- Exercise text:
========================================

Breast cancer FAQ
Q. What are the signs of breast cancer?
Often there are no overt signs or warning symptoms, and the signs of breast cancer can vary depending on the person. It is good to be aware of your own body and changes in it. If you are experiencing these symptoms, you should consult your primary care physician for further evaluation:
- Lump or hard knot in the tissue different from your normal breast tissue.
- Change in color or feel of the skin: swelling, thickening, tenderness, warming, darkening, dimpling, reddening or warming sensation.
- Change in breast size or shape outside of usual changes in your cycle.
- Scaly, itchy or sore nipple.
- Sudden nipple discharge.
Q. What are some key statistics about breast cancer?
- According to the NCI, there is an 89.2 percent survival rate after five years for women diagnosed with breast cancer.
- Approximately 12.3 percent of women will be diagnosed with breast cancer at some point of their lives.
- The American Cancer Society estimates there are more than 2.8 million breast cancer survivors in the United States.
Q. How do I decide which treatment option is best for me?
Willamette Valley Cancer Institute and Research Center (WVCI) has a team of experts ready to talk to you all about your options. Although there are a few treatment options available – surgery, radiation therapy, hormone therapy, chemotherapy, and targeted therapy – each individual is different, so no treatment plan is the same. Your physician will recommend a treatment plan depending on a number of factors, such as type and location of cancer, the stage of the cancer at detection and your age and general health. It’s important for you to learn the facts, know your options and choose a treatment that’s best for you.

========================================

- Problem details:
Continue the breast cancer FAQ, starting after its final sentence. The rows after this point are not needed.

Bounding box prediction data
========================================

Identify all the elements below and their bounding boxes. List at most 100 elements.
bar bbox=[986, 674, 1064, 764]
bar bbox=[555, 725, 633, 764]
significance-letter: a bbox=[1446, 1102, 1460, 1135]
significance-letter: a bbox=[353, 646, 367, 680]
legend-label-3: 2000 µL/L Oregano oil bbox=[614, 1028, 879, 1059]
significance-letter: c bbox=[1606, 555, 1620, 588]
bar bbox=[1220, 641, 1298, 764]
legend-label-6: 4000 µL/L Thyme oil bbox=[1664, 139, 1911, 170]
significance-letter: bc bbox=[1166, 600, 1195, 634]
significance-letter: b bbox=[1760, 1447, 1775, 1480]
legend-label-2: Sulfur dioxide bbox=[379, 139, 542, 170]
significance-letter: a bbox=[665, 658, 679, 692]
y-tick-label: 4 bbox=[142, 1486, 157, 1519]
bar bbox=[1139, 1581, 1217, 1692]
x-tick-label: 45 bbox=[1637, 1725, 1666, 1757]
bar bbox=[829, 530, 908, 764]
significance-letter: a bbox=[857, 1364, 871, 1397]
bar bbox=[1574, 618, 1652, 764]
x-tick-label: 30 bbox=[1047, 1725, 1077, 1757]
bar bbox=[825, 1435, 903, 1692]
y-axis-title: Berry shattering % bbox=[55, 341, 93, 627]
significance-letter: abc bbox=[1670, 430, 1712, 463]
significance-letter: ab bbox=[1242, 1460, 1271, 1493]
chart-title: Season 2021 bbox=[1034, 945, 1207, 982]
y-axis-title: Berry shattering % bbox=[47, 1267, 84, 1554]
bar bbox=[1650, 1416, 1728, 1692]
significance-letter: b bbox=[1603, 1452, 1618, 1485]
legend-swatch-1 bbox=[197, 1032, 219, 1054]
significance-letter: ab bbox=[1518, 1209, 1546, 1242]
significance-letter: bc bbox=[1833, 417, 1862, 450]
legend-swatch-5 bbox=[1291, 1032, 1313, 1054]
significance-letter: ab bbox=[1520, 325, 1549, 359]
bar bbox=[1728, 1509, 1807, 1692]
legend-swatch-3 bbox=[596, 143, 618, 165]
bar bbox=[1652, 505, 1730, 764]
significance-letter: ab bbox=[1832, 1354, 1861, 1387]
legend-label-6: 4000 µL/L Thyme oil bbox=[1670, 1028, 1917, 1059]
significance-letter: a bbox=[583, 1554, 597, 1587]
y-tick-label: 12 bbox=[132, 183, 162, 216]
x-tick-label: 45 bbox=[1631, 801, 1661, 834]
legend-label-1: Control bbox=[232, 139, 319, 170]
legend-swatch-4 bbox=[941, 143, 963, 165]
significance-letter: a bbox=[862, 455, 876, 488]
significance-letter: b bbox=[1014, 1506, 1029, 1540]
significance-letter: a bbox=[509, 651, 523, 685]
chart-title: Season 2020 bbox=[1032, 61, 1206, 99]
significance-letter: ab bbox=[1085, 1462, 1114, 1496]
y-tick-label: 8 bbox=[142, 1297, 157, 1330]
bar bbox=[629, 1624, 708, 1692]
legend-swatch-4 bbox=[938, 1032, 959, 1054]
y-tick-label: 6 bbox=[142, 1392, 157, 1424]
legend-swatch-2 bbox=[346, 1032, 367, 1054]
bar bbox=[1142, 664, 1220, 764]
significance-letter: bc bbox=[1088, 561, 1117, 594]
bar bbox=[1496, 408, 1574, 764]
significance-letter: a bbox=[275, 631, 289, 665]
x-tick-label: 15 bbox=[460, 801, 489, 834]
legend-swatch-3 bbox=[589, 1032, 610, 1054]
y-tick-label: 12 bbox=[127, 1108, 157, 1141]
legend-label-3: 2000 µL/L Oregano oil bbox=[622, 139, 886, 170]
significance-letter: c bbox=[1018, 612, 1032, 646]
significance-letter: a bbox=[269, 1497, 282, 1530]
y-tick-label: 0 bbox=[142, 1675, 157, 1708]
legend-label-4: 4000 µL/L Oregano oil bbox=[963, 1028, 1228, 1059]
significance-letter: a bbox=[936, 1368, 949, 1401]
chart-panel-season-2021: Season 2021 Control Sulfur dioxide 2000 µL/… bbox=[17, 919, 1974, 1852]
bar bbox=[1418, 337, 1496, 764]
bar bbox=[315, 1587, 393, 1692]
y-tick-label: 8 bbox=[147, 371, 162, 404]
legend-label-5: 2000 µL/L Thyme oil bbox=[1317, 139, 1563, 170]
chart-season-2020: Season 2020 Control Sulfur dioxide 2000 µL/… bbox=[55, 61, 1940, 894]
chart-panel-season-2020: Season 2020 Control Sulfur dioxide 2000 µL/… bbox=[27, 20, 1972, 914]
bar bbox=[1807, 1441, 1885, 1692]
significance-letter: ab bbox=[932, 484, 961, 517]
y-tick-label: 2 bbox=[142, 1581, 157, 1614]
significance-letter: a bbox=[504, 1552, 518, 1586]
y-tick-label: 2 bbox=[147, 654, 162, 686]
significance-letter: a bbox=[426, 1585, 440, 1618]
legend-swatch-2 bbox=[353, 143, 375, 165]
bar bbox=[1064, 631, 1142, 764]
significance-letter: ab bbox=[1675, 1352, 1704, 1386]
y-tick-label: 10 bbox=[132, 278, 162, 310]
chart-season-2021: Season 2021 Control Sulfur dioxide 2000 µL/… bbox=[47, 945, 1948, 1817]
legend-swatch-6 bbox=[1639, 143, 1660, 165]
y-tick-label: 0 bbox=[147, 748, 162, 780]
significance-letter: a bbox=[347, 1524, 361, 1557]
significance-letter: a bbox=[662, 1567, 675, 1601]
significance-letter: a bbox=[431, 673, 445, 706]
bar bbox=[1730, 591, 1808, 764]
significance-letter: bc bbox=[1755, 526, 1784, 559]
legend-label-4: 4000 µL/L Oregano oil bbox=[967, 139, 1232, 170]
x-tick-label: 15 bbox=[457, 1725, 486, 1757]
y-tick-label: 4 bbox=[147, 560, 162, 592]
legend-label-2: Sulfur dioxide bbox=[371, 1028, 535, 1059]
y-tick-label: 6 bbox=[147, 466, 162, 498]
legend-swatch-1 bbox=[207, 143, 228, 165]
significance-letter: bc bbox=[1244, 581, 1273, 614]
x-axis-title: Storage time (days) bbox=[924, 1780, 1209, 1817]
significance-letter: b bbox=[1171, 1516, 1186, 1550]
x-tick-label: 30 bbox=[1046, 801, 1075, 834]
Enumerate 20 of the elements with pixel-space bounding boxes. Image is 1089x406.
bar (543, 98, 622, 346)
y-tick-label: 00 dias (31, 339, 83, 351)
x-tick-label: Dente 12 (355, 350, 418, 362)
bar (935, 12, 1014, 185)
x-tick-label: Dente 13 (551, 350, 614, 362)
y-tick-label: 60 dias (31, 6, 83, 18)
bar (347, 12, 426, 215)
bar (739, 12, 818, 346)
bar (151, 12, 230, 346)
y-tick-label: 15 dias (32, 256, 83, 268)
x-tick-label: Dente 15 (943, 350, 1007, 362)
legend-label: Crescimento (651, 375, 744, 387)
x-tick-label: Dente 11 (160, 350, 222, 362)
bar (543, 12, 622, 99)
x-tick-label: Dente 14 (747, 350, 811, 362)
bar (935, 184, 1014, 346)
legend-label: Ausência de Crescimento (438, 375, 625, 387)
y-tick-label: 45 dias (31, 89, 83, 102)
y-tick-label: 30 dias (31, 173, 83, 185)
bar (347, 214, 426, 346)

========================================

- Answer space:
Q. What are the side effects of treatment?
The side effects vary depending on the individual, the drug and drug doses. A few common side effects of chemotherapy are: nausea, vomiting, hair loss, fatigue, anemia, mouth sores, taste and smell changes and menopause. Please discuss any concerns about the side effects of your treatment with your physician. You can also read about alternative therapies that might help manage the side effects of traditional therapies.
Q. What is a clinical trial? Should I participate in one?
At WVCI, patients have access to experimental innovative therapies through clinical trials because of our partnership with The US Oncology Network. These clinical trials provide our patients access to treatments otherwise unavailable. If you are interested in participating in a trial, talk to your oncologist.